Collect every line of the records below that contains the word "flag".

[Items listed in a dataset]
· · ·

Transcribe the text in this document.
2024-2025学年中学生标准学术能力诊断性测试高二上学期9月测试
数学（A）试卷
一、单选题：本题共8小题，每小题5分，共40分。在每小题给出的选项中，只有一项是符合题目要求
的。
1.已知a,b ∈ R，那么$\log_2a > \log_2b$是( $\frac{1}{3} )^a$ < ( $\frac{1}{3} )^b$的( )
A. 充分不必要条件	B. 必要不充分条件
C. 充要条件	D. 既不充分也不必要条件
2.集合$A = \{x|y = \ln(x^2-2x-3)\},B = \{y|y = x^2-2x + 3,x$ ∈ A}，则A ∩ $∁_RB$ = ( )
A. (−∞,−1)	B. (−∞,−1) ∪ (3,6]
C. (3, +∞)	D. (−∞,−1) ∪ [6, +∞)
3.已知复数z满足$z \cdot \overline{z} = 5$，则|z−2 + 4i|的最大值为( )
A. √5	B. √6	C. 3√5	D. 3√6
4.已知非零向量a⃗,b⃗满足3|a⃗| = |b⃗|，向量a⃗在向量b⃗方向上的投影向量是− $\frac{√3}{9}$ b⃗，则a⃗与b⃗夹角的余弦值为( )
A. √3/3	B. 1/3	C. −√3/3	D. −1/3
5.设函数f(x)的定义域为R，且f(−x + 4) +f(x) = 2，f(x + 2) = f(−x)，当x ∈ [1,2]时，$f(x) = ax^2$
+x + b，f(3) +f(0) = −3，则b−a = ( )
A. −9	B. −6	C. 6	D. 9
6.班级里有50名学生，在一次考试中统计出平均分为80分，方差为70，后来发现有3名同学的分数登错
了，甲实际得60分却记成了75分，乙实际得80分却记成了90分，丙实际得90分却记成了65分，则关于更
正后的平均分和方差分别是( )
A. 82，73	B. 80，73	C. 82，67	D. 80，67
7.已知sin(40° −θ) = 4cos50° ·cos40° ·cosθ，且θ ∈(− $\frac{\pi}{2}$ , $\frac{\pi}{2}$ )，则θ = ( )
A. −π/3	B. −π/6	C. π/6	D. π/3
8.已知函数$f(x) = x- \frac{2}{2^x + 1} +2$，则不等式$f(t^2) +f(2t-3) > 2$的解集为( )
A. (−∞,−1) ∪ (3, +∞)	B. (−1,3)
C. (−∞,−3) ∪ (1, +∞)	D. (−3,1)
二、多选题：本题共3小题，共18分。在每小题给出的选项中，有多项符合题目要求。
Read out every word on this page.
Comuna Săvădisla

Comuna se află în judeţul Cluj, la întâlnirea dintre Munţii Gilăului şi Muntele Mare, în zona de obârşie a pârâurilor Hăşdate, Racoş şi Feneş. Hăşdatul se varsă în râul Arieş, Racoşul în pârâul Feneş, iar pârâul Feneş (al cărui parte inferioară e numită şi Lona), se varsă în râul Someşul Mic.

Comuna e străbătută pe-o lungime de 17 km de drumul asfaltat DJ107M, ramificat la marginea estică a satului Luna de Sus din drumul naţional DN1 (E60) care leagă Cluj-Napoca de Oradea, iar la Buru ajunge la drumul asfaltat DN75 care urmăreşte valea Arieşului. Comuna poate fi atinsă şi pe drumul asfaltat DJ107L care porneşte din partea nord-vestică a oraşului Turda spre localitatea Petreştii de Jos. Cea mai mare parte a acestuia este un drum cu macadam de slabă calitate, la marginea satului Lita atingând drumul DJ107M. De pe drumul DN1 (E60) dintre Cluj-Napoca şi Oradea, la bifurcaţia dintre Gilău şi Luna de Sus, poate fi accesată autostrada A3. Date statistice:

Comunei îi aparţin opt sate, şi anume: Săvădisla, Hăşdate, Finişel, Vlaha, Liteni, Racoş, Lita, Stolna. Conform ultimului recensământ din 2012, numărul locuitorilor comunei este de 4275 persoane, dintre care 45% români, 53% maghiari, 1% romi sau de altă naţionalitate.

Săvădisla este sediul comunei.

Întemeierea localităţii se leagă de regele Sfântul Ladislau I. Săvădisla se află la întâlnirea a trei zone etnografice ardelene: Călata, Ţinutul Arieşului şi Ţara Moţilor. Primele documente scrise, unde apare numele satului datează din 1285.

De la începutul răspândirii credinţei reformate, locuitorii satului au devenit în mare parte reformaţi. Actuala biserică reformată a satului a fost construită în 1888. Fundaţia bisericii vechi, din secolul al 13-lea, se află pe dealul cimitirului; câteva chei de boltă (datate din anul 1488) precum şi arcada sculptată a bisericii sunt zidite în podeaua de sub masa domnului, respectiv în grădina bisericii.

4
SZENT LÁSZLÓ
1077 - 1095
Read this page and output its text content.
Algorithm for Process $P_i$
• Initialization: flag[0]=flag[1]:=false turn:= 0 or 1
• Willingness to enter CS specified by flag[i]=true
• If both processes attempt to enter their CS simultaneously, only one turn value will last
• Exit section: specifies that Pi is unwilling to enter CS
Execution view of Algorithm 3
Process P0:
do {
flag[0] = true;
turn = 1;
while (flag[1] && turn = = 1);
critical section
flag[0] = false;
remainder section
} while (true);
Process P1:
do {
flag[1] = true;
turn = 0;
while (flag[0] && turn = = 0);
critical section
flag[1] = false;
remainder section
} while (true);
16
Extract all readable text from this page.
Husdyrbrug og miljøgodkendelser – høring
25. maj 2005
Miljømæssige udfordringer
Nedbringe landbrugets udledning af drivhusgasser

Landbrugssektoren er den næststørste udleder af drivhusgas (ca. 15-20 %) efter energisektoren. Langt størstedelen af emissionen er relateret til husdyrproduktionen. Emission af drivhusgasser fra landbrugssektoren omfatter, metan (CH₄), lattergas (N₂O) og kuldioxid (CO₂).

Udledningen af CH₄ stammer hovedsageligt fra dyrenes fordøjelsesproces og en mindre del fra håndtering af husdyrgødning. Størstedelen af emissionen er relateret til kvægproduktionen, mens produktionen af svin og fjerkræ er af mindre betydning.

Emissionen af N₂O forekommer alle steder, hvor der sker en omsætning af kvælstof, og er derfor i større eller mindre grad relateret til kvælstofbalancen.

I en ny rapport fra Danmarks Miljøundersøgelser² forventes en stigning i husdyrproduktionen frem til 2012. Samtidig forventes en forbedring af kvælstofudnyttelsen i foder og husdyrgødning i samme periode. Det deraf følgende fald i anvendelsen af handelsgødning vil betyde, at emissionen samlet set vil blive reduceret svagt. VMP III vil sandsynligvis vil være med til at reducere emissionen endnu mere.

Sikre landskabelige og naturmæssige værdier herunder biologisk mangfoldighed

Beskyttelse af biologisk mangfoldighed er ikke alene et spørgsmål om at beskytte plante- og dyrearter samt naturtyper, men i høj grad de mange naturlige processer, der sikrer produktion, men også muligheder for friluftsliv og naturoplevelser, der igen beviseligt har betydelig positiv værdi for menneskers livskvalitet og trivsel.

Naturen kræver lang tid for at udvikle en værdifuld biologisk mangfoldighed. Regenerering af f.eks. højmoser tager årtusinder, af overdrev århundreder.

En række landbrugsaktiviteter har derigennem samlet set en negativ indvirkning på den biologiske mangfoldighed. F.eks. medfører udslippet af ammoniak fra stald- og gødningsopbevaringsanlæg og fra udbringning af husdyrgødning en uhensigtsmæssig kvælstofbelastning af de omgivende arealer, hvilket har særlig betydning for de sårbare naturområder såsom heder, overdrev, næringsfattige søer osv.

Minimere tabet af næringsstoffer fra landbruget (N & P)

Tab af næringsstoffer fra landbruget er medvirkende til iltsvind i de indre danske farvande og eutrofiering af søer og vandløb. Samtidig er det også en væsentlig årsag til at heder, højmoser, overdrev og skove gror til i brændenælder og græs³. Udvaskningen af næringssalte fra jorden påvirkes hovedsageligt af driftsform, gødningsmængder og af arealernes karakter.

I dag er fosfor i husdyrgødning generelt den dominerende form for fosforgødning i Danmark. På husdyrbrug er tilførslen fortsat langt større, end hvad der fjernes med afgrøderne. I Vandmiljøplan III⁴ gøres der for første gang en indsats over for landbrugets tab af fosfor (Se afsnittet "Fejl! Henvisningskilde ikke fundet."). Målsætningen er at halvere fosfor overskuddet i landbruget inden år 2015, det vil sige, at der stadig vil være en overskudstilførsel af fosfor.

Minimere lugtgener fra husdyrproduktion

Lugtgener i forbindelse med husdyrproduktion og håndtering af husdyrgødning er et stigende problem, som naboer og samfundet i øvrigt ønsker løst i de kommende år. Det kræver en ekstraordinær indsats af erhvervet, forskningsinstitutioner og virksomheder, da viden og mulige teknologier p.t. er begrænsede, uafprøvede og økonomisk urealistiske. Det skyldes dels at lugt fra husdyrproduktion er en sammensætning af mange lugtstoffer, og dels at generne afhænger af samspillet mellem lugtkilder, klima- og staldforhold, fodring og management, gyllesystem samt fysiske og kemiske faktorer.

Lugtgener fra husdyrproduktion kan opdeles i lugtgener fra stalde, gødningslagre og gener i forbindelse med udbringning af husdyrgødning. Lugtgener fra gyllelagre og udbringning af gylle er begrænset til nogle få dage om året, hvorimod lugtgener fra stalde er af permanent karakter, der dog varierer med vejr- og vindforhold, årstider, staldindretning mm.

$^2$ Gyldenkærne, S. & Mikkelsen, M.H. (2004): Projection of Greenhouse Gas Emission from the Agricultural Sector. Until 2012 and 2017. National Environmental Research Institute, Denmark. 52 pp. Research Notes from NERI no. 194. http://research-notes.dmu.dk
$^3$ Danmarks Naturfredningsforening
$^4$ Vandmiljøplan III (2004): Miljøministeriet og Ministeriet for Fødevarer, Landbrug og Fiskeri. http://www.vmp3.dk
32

· · ·

> [Final result]:
• Initialization: flag[0]=flag[1]:=false turn:= 0 or 1
• Willingness to enter CS specified by flag[i]=true
flag[0] = true;
while (flag[1] && turn = = 1);
flag[0] = false;
flag[1] = true;
while (flag[0] && turn = = 0);
flag[1] = false;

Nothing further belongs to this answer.